4 Reasons Sulphur Is Necessary for Nitrogen Fixation in Legumes.
In many regions across North America, legumes are valued as a rotational crop because of their ability to increase nitrogen levels in the soil for the following crop. In areas such as Ontario and the Upper Midwest, growers are planting legumes such as red clover and hairy vetch as a cover crop for winter wheat and sweet corn.
The reasoning is solid: a healthy legume crop can produce 25-75 lb of nitrogen per acre every year. These practices can benefit the current and following crops. Equally important, it reduces reliance on nitrogen fertilizer.
But did you know another nutrient – Sulphur – plays a key role in nitrogen fixation?
How does nitrogen fixation work?
Legumes have a unique relationship with rhizobia bacteria, a common microorganism in the soil. Rhizobia inhabit the root nodules of a legume plant. The bacteria produce enzymes called nitrogenases, which convert nitrogen from the atmosphere (N2) into plant-available ammonia (NH3). Ammonia is converted to ammonium and nitrate nitrogen or forms of nitrogen products that are then used by the plant (it can vary, depending on the type of legume).
After harvest, nodules, roots and dry matter that is left in (or returned to) the field becomes a valuable source of nitrogen for future crops.
4 reasons sulphur is required for nitrogen fixation:
1. Nodule Formation
When plants have ample amounts of sulphur, they produce larger nodules in greater numbers. Sulphur aids in the production of leghemoglobin, glucose and adenosine triphosphate (ATP), which provides fuel to the plant.
2. Nodule Metabolism
Sulphur aids in the uptake/transportation of nutrients and enzymes. It helps form chlorophyll and key proteins, which allow the legume to efficiently process plant-available nitrogen.
3. Production of Nitrogenase.
If a plant is sulphur-deficient, the production of nitrogenase will be inhibited. This results in a lower conversion of atmospheric nitrogen to ammonia. Maintaining recommended levels of sulphur in the soil throughout the growing season will pay dividends.

- - - - -

= ACTION ITEM A =
Please print the sulphur article from "After harvest, nodules, roots" up to and including "process plant-available nitrogen.".
= ACTION ITEM B =
Decide whether each statement agrees with the sulphur article, answering yes or no and quoting the words that settle it: (i) A healthy legume crop can produce 25-75 lb of nitrogen per acre every year. (ii) Rhizobia inhabit the leaves of a legume plant. (iii) A sulphur-deficient plant produces more nitrogenase.

- - - - -

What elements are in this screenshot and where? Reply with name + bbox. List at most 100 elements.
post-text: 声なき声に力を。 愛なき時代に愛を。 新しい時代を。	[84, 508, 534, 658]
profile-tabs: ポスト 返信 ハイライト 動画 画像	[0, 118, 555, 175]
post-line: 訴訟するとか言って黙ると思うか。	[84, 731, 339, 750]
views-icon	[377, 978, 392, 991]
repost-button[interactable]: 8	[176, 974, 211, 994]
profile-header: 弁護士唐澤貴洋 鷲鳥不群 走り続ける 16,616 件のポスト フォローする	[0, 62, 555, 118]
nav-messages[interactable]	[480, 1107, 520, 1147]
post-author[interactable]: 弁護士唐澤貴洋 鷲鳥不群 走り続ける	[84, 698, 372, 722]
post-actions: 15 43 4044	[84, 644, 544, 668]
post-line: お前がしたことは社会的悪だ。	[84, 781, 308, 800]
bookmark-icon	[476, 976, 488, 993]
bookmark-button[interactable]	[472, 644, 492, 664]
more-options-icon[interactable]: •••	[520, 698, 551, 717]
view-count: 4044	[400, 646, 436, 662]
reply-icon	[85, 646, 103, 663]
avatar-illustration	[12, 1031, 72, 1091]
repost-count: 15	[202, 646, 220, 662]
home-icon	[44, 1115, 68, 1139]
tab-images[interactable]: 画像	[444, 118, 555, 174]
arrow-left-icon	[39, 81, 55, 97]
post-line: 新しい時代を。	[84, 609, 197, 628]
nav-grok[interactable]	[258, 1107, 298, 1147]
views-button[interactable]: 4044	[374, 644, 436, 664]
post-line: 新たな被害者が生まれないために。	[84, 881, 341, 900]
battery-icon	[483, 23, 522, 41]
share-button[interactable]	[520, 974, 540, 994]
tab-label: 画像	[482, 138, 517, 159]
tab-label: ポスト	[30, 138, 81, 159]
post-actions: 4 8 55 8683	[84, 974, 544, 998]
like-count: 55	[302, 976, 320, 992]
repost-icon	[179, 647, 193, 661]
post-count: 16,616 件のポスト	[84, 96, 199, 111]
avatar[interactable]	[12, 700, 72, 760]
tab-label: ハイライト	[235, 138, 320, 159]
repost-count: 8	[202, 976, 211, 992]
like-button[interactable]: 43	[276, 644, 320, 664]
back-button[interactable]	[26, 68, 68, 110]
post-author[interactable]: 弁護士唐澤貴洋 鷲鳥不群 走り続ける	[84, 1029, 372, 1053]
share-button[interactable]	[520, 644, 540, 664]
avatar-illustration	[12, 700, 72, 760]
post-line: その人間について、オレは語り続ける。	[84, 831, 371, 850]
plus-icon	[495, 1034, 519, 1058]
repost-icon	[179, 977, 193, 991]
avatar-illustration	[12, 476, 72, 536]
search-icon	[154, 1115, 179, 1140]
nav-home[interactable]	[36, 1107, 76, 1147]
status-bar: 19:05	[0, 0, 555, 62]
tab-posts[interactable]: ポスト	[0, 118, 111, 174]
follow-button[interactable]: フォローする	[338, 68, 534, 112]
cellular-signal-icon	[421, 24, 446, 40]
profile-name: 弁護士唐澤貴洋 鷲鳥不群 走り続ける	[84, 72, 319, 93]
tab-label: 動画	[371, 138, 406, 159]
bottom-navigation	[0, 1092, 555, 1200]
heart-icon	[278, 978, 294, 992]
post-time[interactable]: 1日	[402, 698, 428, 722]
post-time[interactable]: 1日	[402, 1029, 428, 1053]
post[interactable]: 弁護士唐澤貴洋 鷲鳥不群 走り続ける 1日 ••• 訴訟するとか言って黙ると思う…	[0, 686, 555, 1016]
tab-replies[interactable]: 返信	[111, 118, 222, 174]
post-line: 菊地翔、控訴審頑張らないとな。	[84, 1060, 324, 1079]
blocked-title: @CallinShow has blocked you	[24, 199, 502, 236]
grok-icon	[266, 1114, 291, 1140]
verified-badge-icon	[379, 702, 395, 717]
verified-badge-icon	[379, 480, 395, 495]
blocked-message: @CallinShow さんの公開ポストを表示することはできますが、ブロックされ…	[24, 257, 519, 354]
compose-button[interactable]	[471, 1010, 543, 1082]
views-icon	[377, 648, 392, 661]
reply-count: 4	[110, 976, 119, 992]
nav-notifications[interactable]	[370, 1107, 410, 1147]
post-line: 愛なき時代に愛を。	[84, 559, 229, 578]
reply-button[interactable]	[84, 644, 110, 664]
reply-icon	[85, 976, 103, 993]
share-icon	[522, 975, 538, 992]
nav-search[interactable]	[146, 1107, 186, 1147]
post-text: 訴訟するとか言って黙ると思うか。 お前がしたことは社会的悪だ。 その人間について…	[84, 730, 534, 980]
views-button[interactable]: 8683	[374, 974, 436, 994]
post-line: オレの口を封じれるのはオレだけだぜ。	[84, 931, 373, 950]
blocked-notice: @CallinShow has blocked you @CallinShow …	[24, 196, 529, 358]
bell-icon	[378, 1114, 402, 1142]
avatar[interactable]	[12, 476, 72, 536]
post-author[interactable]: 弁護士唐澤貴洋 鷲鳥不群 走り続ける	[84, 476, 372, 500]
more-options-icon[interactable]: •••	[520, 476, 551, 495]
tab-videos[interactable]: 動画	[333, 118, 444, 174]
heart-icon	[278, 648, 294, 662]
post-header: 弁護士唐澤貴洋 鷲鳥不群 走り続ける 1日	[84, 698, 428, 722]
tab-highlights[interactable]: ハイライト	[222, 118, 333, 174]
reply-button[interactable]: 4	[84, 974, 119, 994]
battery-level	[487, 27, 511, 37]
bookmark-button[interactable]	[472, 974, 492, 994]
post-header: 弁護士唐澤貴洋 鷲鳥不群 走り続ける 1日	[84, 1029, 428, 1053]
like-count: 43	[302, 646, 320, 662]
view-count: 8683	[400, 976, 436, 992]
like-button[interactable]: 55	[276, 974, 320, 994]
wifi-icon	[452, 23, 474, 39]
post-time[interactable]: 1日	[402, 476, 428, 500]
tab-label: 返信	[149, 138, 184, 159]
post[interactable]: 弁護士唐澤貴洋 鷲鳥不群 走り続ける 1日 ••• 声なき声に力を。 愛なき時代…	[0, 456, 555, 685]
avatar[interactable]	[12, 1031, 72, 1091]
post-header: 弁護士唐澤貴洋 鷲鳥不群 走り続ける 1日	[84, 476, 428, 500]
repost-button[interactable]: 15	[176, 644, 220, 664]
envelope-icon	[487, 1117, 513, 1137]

- - - - -

= RESPONSE AREA A =
After harvest, nodules, roots and dry matter that is left in (or returned to) the field becomes a valuable source of nitrogen for future crops.
4 reasons sulphur is required for nitrogen fixation:
1. Nodule Formation
When plants have ample amounts of sulphur, they produce larger nodules in greater numbers. Sulphur aids in the production of leghemoglobin, glucose and adenosine triphosphate (ATP), which provides fuel to the plant.
2. Nodule Metabolism
Sulphur aids in the uptake/transportation of nutrients and enzymes. It helps form chlorophyll and key proteins, which allow the legume to efficiently process plant-available nitrogen.

= RESPONSE AREA B =
(i) Yes: "a healthy legume crop can produce 25-75 lb of nitrogen per acre every year"
(ii) No: "Rhizobia inhabit the root nodules of a legume plant."
(iii) No: "If a plant is sulphur-deficient, the production of nitrogenase will be inhibited."